-- DATA FOR PROCESSING start --

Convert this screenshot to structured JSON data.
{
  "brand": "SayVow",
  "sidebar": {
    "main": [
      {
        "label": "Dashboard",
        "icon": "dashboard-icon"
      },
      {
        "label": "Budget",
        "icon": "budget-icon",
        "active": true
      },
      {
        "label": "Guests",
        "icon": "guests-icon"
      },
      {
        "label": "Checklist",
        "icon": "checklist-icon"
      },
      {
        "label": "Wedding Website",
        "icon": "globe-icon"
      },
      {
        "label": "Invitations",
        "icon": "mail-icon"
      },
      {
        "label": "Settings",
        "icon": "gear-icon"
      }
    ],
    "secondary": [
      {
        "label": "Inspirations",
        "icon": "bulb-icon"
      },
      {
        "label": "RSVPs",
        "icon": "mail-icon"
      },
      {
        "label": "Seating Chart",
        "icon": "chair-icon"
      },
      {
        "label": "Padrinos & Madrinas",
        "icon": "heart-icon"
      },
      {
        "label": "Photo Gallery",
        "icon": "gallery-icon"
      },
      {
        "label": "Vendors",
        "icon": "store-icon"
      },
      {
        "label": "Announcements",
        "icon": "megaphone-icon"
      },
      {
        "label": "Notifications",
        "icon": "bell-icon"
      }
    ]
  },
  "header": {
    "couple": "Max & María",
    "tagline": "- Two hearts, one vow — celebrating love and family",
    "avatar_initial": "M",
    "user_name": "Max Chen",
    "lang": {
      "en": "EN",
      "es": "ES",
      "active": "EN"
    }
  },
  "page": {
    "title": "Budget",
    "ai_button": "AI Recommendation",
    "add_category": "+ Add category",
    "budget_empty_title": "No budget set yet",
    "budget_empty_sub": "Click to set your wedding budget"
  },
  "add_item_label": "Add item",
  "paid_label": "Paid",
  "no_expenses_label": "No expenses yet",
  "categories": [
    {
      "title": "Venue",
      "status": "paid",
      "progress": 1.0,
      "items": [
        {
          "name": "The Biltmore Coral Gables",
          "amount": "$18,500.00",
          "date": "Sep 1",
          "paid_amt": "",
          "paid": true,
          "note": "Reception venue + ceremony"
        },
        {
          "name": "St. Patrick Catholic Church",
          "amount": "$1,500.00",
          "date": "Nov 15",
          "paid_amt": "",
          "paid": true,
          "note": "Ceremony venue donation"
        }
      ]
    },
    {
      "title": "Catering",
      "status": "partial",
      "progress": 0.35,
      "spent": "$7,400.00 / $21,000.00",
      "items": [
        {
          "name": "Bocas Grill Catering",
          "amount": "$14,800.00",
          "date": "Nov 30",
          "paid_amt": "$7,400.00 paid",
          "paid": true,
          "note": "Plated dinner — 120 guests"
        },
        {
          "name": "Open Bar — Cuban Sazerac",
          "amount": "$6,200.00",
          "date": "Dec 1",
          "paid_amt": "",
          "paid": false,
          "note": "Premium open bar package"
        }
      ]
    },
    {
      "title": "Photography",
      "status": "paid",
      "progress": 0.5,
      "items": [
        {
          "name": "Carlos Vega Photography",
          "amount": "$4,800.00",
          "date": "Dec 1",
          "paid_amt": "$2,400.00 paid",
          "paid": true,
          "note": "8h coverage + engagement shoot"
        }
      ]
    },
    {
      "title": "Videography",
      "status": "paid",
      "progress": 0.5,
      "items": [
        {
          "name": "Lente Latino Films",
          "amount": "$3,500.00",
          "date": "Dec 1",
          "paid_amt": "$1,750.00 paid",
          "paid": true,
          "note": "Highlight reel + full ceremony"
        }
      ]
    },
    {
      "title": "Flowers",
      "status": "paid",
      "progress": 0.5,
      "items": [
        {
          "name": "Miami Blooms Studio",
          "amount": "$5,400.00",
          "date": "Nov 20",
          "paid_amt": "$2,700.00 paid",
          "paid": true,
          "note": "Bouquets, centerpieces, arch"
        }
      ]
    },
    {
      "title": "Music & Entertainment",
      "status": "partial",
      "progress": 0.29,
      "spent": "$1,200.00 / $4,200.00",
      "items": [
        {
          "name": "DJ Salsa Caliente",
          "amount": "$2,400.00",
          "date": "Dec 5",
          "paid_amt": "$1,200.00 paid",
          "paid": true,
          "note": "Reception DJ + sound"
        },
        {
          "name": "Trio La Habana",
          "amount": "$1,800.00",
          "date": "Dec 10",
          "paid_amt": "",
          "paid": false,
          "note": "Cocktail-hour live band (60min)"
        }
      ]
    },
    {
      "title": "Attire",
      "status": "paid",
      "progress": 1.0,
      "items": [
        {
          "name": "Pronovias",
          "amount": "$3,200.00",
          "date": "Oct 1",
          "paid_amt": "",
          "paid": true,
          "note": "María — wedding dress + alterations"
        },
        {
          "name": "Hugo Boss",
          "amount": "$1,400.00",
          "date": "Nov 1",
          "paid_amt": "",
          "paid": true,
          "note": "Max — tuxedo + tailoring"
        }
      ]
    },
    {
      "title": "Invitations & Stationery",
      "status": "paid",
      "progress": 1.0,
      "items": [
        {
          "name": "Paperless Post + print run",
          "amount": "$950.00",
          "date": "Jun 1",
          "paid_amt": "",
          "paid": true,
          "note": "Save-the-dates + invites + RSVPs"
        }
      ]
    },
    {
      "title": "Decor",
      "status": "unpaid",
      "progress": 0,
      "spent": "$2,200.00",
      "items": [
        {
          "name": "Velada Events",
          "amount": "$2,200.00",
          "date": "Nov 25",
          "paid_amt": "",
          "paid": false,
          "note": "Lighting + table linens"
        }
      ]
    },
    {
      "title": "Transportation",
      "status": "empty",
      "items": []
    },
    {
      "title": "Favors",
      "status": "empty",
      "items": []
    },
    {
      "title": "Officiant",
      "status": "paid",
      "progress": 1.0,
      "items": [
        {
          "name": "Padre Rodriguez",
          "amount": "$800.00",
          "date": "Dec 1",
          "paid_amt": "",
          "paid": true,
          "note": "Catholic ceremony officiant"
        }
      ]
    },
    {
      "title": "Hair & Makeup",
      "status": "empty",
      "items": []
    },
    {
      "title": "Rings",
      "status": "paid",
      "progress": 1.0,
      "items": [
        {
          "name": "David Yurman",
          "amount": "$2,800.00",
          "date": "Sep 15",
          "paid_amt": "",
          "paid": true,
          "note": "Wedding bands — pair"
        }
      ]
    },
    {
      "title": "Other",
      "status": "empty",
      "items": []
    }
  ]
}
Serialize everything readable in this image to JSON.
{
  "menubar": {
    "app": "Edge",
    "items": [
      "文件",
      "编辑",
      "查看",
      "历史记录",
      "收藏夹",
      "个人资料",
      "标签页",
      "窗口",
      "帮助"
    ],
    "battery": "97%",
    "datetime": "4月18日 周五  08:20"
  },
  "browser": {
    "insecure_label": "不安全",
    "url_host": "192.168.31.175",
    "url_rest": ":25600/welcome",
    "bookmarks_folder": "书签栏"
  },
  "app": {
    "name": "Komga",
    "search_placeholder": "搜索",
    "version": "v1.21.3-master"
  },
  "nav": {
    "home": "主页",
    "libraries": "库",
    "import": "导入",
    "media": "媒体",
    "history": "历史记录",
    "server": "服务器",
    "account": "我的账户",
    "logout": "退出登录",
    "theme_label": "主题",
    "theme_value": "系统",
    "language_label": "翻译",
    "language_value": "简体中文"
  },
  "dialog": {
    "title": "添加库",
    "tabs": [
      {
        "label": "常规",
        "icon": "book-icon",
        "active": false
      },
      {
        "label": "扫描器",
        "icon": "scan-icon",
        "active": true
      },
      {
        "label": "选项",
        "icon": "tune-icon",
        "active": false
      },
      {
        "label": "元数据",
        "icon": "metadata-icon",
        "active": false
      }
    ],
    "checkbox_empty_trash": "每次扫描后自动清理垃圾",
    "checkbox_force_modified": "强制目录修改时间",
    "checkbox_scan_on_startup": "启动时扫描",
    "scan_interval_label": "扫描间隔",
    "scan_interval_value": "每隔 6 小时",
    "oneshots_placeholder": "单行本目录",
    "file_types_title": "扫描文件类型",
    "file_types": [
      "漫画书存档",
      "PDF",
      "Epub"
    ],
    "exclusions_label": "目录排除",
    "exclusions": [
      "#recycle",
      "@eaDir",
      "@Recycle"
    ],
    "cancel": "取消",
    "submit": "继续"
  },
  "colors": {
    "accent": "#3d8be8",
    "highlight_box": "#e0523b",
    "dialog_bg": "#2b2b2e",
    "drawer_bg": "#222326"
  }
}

-- DATA FOR PROCESSING end --

§ TASK TO CARRY OUT
Scan the data above and copy every line with "Reception" in it.

§ WRITTEN SOLUTION
          "note": "Reception venue + ceremony"
          "note": "Reception DJ + sound"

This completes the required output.